*Aim of the task:*
Without including any pictures, write out the listing below exactly.

*Provided material:*
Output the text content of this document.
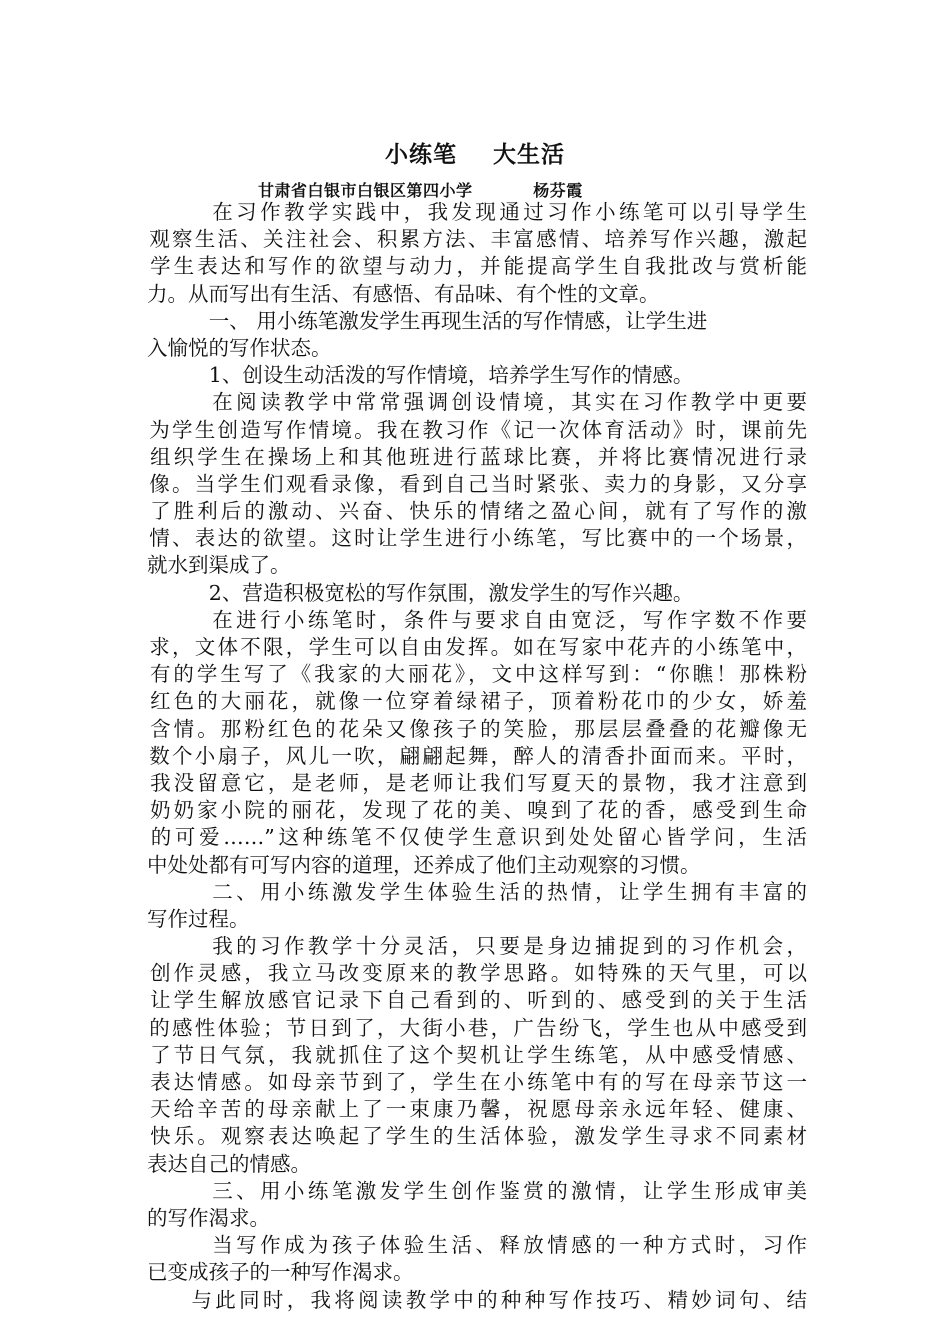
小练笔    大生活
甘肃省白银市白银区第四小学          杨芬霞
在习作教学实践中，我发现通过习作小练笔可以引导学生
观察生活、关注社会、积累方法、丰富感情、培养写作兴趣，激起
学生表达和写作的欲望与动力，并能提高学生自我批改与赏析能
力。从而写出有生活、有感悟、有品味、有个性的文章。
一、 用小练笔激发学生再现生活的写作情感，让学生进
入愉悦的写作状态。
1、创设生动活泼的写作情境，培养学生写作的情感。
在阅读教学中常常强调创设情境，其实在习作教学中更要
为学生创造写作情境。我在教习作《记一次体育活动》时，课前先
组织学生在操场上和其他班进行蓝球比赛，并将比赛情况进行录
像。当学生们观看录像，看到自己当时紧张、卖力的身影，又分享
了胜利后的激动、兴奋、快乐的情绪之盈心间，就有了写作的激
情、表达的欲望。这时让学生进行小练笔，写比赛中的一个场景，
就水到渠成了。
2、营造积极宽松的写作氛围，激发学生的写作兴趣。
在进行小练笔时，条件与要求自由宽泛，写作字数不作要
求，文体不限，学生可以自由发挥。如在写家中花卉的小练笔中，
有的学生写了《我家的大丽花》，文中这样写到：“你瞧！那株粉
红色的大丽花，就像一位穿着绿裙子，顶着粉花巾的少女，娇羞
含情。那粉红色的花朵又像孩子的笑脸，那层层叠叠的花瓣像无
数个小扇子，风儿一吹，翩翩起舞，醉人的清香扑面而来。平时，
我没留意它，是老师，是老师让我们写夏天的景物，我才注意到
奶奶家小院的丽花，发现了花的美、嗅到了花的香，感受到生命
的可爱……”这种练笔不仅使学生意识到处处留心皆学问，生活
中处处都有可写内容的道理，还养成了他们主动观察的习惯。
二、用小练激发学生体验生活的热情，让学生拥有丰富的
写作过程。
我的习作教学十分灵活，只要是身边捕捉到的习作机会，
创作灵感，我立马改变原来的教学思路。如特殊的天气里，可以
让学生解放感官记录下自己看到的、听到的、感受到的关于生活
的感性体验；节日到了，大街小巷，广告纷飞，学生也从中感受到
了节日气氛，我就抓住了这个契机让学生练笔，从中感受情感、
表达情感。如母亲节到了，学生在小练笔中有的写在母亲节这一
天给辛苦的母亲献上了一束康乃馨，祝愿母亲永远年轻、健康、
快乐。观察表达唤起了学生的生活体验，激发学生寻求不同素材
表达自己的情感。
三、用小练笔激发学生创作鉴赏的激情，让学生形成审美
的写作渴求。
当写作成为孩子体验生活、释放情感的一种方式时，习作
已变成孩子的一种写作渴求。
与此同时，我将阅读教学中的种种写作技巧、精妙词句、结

*Answer to the exercise:*
Output the text content of this document.
小练笔    大生活
甘肃省白银市白银区第四小学          杨芬霞
在习作教学实践中，我发现通过习作小练笔可以引导学生
观察生活、关注社会、积累方法、丰富感情、培养写作兴趣，激起
学生表达和写作的欲望与动力，并能提高学生自我批改与赏析能
力。从而写出有生活、有感悟、有品味、有个性的文章。
一、 用小练笔激发学生再现生活的写作情感，让学生进
入愉悦的写作状态。
1、创设生动活泼的写作情境，培养学生写作的情感。
在阅读教学中常常强调创设情境，其实在习作教学中更要
为学生创造写作情境。我在教习作《记一次体育活动》时，课前先
组织学生在操场上和其他班进行蓝球比赛，并将比赛情况进行录
像。当学生们观看录像，看到自己当时紧张、卖力的身影，又分享
了胜利后的激动、兴奋、快乐的情绪之盈心间，就有了写作的激
情、表达的欲望。这时让学生进行小练笔，写比赛中的一个场景，
就水到渠成了。
2、营造积极宽松的写作氛围，激发学生的写作兴趣。
在进行小练笔时，条件与要求自由宽泛，写作字数不作要
求，文体不限，学生可以自由发挥。如在写家中花卉的小练笔中，
有的学生写了《我家的大丽花》，文中这样写到：“你瞧！那株粉
红色的大丽花，就像一位穿着绿裙子，顶着粉花巾的少女，娇羞
含情。那粉红色的花朵又像孩子的笑脸，那层层叠叠的花瓣像无
数个小扇子，风儿一吹，翩翩起舞，醉人的清香扑面而来。平时，
我没留意它，是老师，是老师让我们写夏天的景物，我才注意到
奶奶家小院的丽花，发现了花的美、嗅到了花的香，感受到生命
的可爱……”这种练笔不仅使学生意识到处处留心皆学问，生活
中处处都有可写内容的道理，还养成了他们主动观察的习惯。
二、用小练激发学生体验生活的热情，让学生拥有丰富的
写作过程。
我的习作教学十分灵活，只要是身边捕捉到的习作机会，
创作灵感，我立马改变原来的教学思路。如特殊的天气里，可以
让学生解放感官记录下自己看到的、听到的、感受到的关于生活
的感性体验；节日到了，大街小巷，广告纷飞，学生也从中感受到
了节日气氛，我就抓住了这个契机让学生练笔，从中感受情感、
表达情感。如母亲节到了，学生在小练笔中有的写在母亲节这一
天给辛苦的母亲献上了一束康乃馨，祝愿母亲永远年轻、健康、
快乐。观察表达唤起了学生的生活体验，激发学生寻求不同素材
表达自己的情感。
三、用小练笔激发学生创作鉴赏的激情，让学生形成审美
的写作渴求。
当写作成为孩子体验生活、释放情感的一种方式时，习作
已变成孩子的一种写作渴求。
与此同时，我将阅读教学中的种种写作技巧、精妙词句、结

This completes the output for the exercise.